DATASET RECORDS —

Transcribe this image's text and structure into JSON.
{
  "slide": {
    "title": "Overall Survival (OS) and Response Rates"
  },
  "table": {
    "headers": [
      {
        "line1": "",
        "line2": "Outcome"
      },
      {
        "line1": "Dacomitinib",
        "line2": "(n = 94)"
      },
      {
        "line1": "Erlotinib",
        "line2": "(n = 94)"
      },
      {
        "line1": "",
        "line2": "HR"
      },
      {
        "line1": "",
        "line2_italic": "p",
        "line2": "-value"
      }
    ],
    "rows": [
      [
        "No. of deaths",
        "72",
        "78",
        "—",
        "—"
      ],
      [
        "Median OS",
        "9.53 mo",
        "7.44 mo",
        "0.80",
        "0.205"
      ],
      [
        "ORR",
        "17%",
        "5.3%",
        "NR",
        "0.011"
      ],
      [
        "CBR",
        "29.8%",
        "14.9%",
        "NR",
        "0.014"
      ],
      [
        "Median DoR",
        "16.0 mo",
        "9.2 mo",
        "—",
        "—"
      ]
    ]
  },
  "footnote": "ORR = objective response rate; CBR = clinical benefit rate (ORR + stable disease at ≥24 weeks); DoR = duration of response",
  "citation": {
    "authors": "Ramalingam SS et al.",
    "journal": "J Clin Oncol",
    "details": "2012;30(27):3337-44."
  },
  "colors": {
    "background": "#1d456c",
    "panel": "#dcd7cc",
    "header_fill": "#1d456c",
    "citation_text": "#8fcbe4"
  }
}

SHORT EXERCISE —
Faithfully transcribe the whole of the data.

RESULT BELOW —
Transcribe this image's text and structure into JSON.
{
  "slide": {
    "title": "Overall Survival (OS) and Response Rates"
  },
  "table": {
    "headers": [
      {
        "line1": "",
        "line2": "Outcome"
      },
      {
        "line1": "Dacomitinib",
        "line2": "(n = 94)"
      },
      {
        "line1": "Erlotinib",
        "line2": "(n = 94)"
      },
      {
        "line1": "",
        "line2": "HR"
      },
      {
        "line1": "",
        "line2_italic": "p",
        "line2": "-value"
      }
    ],
    "rows": [
      [
        "No. of deaths",
        "72",
        "78",
        "—",
        "—"
      ],
      [
        "Median OS",
        "9.53 mo",
        "7.44 mo",
        "0.80",
        "0.205"
      ],
      [
        "ORR",
        "17%",
        "5.3%",
        "NR",
        "0.011"
      ],
      [
        "CBR",
        "29.8%",
        "14.9%",
        "NR",
        "0.014"
      ],
      [
        "Median DoR",
        "16.0 mo",
        "9.2 mo",
        "—",
        "—"
      ]
    ]
  },
  "footnote": "ORR = objective response rate; CBR = clinical benefit rate (ORR + stable disease at ≥24 weeks); DoR = duration of response",
  "citation": {
    "authors": "Ramalingam SS et al.",
    "journal": "J Clin Oncol",
    "details": "2012;30(27):3337-44."
  },
  "colors": {
    "background": "#1d456c",
    "panel": "#dcd7cc",
    "header_fill": "#1d456c",
    "citation_text": "#8fcbe4"
  }
}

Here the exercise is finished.